— Start INFORMATION GIVEN —
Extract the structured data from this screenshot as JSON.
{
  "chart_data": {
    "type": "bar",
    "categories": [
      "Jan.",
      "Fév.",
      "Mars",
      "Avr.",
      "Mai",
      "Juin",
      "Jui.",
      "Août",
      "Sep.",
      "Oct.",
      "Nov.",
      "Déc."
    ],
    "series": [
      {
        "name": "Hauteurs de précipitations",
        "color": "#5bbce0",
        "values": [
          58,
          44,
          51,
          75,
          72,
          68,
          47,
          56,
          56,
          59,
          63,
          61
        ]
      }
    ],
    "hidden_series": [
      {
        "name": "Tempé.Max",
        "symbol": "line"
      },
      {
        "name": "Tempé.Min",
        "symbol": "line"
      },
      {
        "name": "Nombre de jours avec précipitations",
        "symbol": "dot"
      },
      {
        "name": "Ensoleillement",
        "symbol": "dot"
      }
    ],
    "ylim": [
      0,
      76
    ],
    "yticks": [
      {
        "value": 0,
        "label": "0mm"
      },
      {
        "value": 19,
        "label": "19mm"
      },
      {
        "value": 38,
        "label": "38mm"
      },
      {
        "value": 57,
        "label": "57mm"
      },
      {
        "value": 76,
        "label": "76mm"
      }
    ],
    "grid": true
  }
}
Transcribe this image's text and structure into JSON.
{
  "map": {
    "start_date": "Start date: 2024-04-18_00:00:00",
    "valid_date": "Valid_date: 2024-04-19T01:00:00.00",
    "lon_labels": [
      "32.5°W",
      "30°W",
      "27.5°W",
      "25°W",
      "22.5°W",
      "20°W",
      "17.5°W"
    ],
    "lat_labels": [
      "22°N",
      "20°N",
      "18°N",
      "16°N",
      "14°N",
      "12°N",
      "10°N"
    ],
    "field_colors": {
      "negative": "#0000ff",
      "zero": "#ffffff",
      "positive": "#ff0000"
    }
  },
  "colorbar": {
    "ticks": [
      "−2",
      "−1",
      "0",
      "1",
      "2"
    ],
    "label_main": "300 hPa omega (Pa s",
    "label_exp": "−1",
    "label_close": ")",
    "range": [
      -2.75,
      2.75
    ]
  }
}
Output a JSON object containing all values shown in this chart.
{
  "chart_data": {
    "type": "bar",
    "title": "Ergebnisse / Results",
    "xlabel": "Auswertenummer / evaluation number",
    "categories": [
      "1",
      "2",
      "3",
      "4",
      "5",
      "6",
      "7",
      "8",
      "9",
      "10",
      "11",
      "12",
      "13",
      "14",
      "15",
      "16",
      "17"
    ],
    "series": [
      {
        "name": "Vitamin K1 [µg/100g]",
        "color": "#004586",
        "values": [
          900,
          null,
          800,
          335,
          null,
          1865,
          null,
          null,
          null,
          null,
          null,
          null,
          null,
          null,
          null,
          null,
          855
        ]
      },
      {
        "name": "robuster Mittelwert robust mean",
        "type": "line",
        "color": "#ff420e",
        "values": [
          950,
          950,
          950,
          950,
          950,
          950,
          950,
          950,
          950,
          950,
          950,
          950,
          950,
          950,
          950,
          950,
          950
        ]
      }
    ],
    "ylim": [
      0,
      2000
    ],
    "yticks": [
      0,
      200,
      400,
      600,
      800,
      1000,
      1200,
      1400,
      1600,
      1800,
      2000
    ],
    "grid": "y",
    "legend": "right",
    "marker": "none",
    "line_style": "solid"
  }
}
— End INFORMATION GIVEN —
**DIRECTIONS FOR THIS TASK**
Return all of the entries word for word.

**WRITTEN RESPONSE**
Extract the structured data from this screenshot as JSON.
{
  "chart_data": {
    "type": "bar",
    "categories": [
      "Jan.",
      "Fév.",
      "Mars",
      "Avr.",
      "Mai",
      "Juin",
      "Jui.",
      "Août",
      "Sep.",
      "Oct.",
      "Nov.",
      "Déc."
    ],
    "series": [
      {
        "name": "Hauteurs de précipitations",
        "color": "#5bbce0",
        "values": [
          58,
          44,
          51,
          75,
          72,
          68,
          47,
          56,
          56,
          59,
          63,
          61
        ]
      }
    ],
    "hidden_series": [
      {
        "name": "Tempé.Max",
        "symbol": "line"
      },
      {
        "name": "Tempé.Min",
        "symbol": "line"
      },
      {
        "name": "Nombre de jours avec précipitations",
        "symbol": "dot"
      },
      {
        "name": "Ensoleillement",
        "symbol": "dot"
      }
    ],
    "ylim": [
      0,
      76
    ],
    "yticks": [
      {
        "value": 0,
        "label": "0mm"
      },
      {
        "value": 19,
        "label": "19mm"
      },
      {
        "value": 38,
        "label": "38mm"
      },
      {
        "value": 57,
        "label": "57mm"
      },
      {
        "value": 76,
        "label": "76mm"
      }
    ],
    "grid": true
  }
}
Transcribe this image's text and structure into JSON.
{
  "map": {
    "start_date": "Start date: 2024-04-18_00:00:00",
    "valid_date": "Valid_date: 2024-04-19T01:00:00.00",
    "lon_labels": [
      "32.5°W",
      "30°W",
      "27.5°W",
      "25°W",
      "22.5°W",
      "20°W",
      "17.5°W"
    ],
    "lat_labels": [
      "22°N",
      "20°N",
      "18°N",
      "16°N",
      "14°N",
      "12°N",
      "10°N"
    ],
    "field_colors": {
      "negative": "#0000ff",
      "zero": "#ffffff",
      "positive": "#ff0000"
    }
  },
  "colorbar": {
    "ticks": [
      "−2",
      "−1",
      "0",
      "1",
      "2"
    ],
    "label_main": "300 hPa omega (Pa s",
    "label_exp": "−1",
    "label_close": ")",
    "range": [
      -2.75,
      2.75
    ]
  }
}
Output a JSON object containing all values shown in this chart.
{
  "chart_data": {
    "type": "bar",
    "title": "Ergebnisse / Results",
    "xlabel": "Auswertenummer / evaluation number",
    "categories": [
      "1",
      "2",
      "3",
      "4",
      "5",
      "6",
      "7",
      "8",
      "9",
      "10",
      "11",
      "12",
      "13",
      "14",
      "15",
      "16",
      "17"
    ],
    "series": [
      {
        "name": "Vitamin K1 [µg/100g]",
        "color": "#004586",
        "values": [
          900,
          null,
          800,
          335,
          null,
          1865,
          null,
          null,
          null,
          null,
          null,
          null,
          null,
          null,
          null,
          null,
          855
        ]
      },
      {
        "name": "robuster Mittelwert robust mean",
        "type": "line",
        "color": "#ff420e",
        "values": [
          950,
          950,
          950,
          950,
          950,
          950,
          950,
          950,
          950,
          950,
          950,
          950,
          950,
          950,
          950,
          950,
          950
        ]
      }
    ],
    "ylim": [
      0,
      2000
    ],
    "yticks": [
      0,
      200,
      400,
      600,
      800,
      1000,
      1200,
      1400,
      1600,
      1800,
      2000
    ],
    "grid": "y",
    "legend": "right",
    "marker": "none",
    "line_style": "solid"
  }
}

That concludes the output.